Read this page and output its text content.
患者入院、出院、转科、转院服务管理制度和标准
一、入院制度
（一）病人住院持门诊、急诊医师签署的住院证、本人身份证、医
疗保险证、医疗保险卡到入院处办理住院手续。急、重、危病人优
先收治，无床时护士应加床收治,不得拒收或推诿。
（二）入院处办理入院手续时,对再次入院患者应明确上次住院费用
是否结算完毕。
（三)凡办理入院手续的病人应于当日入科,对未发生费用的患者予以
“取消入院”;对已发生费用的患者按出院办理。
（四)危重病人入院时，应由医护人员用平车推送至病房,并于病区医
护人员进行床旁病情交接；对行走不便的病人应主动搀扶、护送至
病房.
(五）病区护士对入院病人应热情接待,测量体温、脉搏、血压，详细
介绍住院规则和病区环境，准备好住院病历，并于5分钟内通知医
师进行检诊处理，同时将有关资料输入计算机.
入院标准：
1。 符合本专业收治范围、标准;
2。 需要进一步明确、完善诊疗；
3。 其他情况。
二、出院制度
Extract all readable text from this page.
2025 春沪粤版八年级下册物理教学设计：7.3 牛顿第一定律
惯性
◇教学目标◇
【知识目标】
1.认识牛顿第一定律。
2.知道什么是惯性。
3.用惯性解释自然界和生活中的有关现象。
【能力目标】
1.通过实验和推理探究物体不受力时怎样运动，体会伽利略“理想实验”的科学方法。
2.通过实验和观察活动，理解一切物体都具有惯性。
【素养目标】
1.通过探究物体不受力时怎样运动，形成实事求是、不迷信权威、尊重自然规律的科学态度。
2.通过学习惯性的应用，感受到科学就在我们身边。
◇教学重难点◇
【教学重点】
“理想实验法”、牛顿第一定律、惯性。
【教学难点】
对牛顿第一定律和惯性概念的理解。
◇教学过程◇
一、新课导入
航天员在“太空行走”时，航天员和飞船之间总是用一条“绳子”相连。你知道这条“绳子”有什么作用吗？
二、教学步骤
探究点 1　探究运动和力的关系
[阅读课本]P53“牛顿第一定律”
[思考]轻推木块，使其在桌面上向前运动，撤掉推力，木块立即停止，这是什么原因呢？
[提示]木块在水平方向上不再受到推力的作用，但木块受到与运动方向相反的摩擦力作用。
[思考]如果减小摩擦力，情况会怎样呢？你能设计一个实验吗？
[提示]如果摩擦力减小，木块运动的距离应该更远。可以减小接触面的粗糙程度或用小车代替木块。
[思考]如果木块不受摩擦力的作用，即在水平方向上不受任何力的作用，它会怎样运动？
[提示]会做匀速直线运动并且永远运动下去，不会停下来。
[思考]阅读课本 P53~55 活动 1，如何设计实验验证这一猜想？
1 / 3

______________________________

**Set exercise**
Each line from the one containing "Extract all readable text from this page." to the end of the listing above should be copied exactly, and nothing else.

**Solution to this task**
Extract all readable text from this page.
2025 春沪粤版八年级下册物理教学设计：7.3 牛顿第一定律
惯性
◇教学目标◇
【知识目标】
1.认识牛顿第一定律。
2.知道什么是惯性。
3.用惯性解释自然界和生活中的有关现象。
【能力目标】
1.通过实验和推理探究物体不受力时怎样运动，体会伽利略“理想实验”的科学方法。
2.通过实验和观察活动，理解一切物体都具有惯性。
【素养目标】
1.通过探究物体不受力时怎样运动，形成实事求是、不迷信权威、尊重自然规律的科学态度。
2.通过学习惯性的应用，感受到科学就在我们身边。
◇教学重难点◇
【教学重点】
“理想实验法”、牛顿第一定律、惯性。
【教学难点】
对牛顿第一定律和惯性概念的理解。
◇教学过程◇
一、新课导入
航天员在“太空行走”时，航天员和飞船之间总是用一条“绳子”相连。你知道这条“绳子”有什么作用吗？
二、教学步骤
探究点 1　探究运动和力的关系
[阅读课本]P53“牛顿第一定律”
[思考]轻推木块，使其在桌面上向前运动，撤掉推力，木块立即停止，这是什么原因呢？
[提示]木块在水平方向上不再受到推力的作用，但木块受到与运动方向相反的摩擦力作用。
[思考]如果减小摩擦力，情况会怎样呢？你能设计一个实验吗？
[提示]如果摩擦力减小，木块运动的距离应该更远。可以减小接触面的粗糙程度或用小车代替木块。
[思考]如果木块不受摩擦力的作用，即在水平方向上不受任何力的作用，它会怎样运动？
[提示]会做匀速直线运动并且永远运动下去，不会停下来。
[思考]阅读课本 P53~55 活动 1，如何设计实验验证这一猜想？
1 / 3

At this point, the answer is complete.